[Start Listing]

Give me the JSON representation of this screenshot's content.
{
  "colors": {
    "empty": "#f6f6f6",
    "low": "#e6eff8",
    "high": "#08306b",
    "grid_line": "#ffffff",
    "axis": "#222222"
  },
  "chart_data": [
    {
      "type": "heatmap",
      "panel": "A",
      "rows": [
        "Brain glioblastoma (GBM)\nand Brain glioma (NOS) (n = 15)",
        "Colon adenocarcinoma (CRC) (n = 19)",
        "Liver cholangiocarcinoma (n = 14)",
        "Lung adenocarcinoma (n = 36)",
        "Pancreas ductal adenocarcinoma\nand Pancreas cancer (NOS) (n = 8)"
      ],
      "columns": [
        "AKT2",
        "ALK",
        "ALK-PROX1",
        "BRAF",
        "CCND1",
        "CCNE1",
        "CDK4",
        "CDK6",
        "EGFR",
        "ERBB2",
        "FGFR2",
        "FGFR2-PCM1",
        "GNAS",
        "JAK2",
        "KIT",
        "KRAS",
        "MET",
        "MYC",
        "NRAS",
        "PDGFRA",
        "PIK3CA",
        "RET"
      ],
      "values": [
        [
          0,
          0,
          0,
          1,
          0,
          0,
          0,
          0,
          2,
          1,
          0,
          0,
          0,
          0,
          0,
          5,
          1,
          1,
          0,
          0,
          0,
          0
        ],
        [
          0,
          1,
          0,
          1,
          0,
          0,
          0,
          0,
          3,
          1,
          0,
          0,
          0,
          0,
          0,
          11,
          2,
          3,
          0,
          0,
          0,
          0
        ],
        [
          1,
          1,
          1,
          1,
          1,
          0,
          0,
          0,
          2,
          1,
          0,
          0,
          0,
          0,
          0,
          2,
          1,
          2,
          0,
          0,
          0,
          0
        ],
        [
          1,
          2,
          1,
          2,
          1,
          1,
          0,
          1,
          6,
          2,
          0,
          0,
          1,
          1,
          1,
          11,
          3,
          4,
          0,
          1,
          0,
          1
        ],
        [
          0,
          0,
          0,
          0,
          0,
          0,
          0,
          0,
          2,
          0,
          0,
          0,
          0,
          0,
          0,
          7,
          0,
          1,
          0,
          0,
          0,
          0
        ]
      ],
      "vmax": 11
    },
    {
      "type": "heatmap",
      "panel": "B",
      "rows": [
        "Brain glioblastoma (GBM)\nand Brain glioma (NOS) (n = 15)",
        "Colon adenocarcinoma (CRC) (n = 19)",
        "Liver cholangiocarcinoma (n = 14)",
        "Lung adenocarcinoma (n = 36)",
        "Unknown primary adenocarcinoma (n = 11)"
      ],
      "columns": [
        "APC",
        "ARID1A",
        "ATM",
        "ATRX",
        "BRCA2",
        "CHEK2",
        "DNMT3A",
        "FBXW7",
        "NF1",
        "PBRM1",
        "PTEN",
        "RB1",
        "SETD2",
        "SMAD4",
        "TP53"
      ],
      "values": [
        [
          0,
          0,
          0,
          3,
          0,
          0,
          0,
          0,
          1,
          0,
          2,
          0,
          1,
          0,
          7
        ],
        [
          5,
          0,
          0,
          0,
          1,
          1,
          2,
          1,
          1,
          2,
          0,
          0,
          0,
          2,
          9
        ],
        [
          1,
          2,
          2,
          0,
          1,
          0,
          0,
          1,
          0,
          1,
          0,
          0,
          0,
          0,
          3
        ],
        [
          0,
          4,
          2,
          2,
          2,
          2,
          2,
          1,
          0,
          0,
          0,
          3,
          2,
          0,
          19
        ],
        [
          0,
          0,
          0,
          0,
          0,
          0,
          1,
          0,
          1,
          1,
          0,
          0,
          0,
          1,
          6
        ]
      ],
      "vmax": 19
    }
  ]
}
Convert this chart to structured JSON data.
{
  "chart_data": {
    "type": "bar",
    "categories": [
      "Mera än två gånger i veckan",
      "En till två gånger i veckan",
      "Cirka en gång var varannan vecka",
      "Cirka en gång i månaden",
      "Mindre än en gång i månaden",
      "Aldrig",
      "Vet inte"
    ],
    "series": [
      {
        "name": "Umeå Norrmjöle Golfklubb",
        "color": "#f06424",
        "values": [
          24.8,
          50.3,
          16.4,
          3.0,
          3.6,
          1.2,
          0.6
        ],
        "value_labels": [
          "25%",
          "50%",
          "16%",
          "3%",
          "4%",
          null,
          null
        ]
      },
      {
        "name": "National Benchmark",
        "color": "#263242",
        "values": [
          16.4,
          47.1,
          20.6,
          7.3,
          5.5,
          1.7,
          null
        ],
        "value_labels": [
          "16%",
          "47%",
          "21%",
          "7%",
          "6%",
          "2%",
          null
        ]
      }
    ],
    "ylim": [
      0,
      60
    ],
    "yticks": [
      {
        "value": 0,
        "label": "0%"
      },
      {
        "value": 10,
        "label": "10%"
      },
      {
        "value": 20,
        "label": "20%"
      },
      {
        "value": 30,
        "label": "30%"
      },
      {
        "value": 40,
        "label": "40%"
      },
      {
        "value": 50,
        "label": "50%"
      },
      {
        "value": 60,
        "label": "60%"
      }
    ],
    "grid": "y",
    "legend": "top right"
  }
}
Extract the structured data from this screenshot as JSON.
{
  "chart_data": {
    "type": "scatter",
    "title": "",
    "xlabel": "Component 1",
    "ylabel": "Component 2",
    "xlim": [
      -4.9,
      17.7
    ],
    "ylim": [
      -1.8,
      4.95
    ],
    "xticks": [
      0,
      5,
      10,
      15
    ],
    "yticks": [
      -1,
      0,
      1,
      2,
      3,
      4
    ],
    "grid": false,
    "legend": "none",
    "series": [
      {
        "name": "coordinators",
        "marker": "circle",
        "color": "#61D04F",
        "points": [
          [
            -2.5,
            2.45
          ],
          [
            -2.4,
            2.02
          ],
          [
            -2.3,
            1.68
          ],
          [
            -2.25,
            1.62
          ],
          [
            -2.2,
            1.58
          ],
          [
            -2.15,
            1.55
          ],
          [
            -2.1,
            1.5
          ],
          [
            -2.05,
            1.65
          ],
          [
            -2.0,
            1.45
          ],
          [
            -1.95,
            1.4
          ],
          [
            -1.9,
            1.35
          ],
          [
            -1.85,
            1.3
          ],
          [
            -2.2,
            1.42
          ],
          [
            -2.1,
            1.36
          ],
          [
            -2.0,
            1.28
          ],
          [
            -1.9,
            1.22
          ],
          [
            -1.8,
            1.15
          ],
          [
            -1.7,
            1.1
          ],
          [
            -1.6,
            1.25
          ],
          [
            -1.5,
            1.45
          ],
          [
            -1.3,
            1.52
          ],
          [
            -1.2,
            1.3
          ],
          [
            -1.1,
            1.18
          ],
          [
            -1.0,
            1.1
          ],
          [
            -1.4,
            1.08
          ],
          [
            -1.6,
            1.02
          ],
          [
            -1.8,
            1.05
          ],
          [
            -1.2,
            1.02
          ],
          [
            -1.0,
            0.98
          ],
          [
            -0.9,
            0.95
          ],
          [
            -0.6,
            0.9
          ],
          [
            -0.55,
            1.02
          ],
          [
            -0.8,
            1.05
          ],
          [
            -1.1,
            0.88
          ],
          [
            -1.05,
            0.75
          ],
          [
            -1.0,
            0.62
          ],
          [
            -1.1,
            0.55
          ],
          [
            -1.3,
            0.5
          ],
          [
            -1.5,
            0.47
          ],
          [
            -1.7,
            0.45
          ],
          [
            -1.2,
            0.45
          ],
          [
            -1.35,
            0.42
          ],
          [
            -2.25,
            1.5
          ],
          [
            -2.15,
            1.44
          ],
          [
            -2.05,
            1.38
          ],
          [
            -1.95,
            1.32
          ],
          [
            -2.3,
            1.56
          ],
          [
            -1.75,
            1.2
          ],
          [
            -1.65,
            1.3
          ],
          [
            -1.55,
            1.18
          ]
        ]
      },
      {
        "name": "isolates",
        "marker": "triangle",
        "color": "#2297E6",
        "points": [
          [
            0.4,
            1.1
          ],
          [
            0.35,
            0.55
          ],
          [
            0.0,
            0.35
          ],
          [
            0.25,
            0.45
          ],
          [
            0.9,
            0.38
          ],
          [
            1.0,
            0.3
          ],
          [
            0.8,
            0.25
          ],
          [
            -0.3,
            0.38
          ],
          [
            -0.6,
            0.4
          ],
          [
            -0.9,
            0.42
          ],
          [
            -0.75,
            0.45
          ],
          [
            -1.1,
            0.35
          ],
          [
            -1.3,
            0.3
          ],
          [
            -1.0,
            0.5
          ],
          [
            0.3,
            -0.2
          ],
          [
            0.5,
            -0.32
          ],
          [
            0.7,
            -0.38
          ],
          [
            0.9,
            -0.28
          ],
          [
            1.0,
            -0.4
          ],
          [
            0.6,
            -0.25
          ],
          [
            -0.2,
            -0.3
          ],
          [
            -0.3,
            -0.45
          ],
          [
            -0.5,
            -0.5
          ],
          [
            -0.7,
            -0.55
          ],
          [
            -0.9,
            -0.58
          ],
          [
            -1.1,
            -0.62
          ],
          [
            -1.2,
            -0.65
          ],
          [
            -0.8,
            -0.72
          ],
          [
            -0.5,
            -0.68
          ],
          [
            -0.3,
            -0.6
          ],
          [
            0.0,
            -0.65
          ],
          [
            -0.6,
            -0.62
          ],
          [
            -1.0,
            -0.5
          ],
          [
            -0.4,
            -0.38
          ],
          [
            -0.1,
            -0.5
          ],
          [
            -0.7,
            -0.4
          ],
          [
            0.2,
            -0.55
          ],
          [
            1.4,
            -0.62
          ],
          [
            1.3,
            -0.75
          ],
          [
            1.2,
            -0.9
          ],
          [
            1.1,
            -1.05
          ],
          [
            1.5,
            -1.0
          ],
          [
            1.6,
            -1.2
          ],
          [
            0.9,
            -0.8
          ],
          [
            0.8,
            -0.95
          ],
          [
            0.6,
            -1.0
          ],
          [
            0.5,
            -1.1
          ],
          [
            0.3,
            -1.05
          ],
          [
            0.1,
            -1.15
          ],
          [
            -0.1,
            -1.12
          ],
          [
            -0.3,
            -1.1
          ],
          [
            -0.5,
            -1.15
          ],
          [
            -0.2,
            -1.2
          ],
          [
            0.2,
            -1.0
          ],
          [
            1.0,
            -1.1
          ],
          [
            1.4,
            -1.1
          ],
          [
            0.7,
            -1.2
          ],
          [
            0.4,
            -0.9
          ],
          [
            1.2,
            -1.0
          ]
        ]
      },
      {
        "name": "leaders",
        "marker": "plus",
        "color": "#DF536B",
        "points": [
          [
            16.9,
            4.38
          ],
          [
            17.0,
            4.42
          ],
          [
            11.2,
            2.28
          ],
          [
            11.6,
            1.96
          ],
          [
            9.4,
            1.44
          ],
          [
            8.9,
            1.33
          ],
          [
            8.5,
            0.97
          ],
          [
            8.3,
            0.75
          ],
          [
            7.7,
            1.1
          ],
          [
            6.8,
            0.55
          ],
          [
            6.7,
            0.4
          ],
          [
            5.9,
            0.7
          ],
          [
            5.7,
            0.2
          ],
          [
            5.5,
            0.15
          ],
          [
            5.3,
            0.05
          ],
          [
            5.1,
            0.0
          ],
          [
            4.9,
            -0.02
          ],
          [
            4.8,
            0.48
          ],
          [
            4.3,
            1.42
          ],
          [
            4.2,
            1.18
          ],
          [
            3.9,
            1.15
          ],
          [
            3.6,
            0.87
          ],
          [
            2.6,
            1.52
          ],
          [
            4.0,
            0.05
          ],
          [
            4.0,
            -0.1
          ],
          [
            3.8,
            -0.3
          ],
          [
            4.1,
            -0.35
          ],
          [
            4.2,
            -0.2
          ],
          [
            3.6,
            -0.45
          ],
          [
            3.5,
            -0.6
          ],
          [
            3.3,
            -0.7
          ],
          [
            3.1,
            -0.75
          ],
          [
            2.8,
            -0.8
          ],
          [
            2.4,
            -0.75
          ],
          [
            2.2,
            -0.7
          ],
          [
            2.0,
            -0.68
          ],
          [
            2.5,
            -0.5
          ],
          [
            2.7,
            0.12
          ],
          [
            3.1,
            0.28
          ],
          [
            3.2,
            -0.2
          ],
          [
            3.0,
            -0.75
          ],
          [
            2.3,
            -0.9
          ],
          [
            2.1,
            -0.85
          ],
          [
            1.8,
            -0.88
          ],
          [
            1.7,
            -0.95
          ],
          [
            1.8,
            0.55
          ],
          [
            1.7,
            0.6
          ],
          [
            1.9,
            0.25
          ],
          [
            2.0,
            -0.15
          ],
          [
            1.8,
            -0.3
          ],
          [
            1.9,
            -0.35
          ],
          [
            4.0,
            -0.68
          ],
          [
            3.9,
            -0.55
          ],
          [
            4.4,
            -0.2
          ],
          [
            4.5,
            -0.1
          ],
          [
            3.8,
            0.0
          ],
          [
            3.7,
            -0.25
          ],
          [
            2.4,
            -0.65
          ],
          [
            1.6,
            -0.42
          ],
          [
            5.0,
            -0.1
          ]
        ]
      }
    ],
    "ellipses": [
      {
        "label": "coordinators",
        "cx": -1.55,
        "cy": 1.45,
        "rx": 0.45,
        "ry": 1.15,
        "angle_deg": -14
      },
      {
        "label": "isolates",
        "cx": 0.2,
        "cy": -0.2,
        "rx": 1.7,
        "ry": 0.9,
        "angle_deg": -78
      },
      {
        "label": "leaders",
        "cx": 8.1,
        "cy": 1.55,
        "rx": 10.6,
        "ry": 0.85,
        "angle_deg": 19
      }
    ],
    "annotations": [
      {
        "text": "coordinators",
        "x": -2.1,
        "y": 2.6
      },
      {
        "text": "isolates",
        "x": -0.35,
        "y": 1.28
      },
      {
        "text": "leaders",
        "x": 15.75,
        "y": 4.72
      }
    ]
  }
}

[End Listing]

Aim of the exercise → Copy, from the material, each line that holds the string "Component".

Reply →
    "xlabel": "Component 1",
    "ylabel": "Component 2",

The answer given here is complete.